#### Records supplied
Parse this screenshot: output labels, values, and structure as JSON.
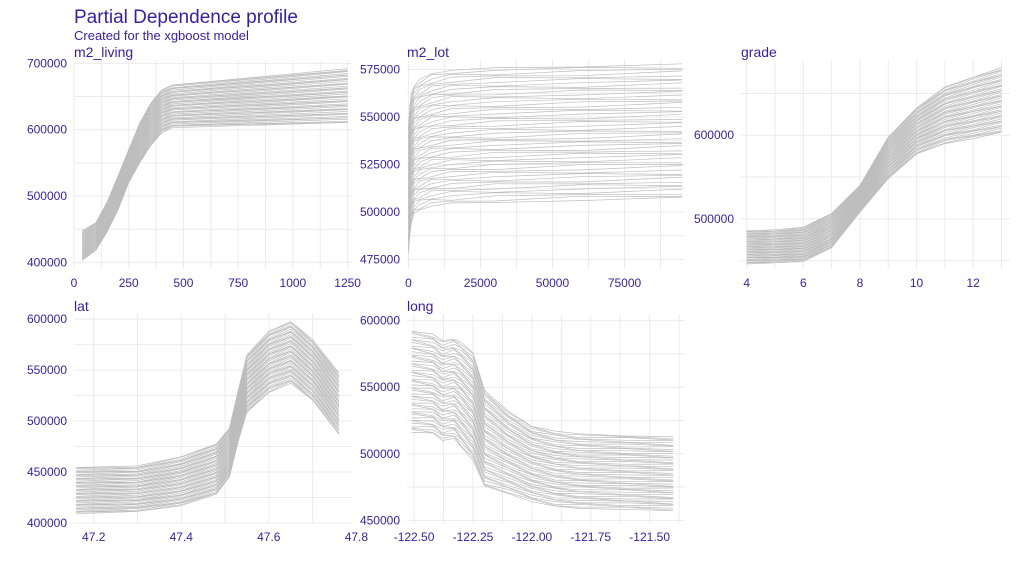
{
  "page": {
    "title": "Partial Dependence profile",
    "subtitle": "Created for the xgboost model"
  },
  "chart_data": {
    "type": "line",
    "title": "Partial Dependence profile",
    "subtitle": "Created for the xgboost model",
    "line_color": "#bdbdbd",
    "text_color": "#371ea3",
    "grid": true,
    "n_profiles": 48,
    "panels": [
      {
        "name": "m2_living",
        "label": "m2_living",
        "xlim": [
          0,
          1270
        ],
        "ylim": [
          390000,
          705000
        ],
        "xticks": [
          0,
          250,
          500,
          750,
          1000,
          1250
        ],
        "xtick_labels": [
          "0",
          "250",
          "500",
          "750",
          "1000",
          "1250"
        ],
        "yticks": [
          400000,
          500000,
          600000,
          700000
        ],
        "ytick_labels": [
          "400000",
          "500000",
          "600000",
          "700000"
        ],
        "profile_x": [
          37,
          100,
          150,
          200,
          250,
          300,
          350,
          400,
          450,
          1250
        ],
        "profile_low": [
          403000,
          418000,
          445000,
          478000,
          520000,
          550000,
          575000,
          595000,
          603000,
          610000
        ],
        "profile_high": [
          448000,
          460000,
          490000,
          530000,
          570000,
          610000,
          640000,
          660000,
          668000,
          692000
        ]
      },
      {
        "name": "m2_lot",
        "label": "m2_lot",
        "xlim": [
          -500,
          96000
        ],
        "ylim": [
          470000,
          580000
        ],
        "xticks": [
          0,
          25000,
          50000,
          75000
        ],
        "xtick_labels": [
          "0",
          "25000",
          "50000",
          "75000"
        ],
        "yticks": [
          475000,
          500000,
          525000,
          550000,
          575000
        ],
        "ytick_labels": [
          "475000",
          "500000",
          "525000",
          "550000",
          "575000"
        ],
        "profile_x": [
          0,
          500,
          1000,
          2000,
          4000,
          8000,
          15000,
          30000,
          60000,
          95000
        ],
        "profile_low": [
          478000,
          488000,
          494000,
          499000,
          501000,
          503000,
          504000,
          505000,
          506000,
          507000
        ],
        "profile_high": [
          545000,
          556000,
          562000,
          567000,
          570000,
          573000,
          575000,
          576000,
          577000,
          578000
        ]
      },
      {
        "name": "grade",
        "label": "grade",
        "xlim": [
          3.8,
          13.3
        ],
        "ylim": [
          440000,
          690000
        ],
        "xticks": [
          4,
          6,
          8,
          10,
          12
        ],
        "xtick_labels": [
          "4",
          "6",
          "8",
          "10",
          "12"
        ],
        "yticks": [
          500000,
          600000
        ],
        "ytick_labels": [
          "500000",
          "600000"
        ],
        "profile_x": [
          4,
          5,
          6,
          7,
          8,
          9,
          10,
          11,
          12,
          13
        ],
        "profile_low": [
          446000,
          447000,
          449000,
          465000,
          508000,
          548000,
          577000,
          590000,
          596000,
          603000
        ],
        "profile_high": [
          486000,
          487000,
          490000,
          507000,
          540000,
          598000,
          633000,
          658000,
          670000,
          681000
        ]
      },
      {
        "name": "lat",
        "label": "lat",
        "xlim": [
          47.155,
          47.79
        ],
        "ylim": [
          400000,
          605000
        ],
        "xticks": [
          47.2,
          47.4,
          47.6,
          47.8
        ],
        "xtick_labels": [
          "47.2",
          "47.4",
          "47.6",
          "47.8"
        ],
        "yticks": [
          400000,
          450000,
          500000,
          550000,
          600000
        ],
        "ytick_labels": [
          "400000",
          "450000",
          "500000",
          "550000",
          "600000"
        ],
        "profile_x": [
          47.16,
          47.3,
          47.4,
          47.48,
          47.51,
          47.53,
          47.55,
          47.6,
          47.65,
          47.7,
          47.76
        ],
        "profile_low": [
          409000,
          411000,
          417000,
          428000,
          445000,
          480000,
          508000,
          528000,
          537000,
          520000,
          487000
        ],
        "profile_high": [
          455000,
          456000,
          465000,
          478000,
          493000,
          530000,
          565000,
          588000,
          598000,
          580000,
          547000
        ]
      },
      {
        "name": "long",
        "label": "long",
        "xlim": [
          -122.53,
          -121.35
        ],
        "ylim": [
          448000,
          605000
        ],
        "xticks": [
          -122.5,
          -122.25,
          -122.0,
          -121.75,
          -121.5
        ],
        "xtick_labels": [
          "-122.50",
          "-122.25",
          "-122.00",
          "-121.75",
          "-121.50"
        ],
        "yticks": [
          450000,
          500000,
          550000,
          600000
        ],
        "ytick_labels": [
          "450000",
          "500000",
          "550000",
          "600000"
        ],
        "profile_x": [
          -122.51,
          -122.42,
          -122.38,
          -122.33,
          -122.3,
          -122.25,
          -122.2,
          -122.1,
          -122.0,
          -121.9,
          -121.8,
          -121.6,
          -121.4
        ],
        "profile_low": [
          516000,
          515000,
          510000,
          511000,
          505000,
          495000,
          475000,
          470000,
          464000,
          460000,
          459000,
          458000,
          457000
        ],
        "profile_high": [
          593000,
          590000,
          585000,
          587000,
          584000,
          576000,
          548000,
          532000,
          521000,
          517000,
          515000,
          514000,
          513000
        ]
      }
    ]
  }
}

#### Given task
Look above for every line with the word "model" and copy it.

#### Result of this exercise
    "subtitle": "Created for the xgboost model"
    "subtitle": "Created for the xgboost model",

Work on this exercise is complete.